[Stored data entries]
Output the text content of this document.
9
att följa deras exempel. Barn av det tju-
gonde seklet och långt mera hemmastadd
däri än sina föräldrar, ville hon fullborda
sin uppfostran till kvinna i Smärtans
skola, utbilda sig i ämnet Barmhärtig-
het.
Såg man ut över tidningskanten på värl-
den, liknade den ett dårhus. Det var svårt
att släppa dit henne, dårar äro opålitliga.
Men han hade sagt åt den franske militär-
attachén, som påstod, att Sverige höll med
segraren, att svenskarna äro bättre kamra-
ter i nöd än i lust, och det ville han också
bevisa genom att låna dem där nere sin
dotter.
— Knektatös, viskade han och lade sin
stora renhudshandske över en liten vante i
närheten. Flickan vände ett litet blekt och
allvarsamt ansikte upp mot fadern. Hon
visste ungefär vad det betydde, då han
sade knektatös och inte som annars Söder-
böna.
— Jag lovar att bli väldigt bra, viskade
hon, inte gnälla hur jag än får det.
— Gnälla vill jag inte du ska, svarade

TO DO: Search the entries for "inte" and copy out each line that has it.

EXPECTED ANSWER:
sade knektatös och inte som annars Söder-
hon, inte gnälla hur jag än får det.
— Gnälla vill jag inte du ska, svarade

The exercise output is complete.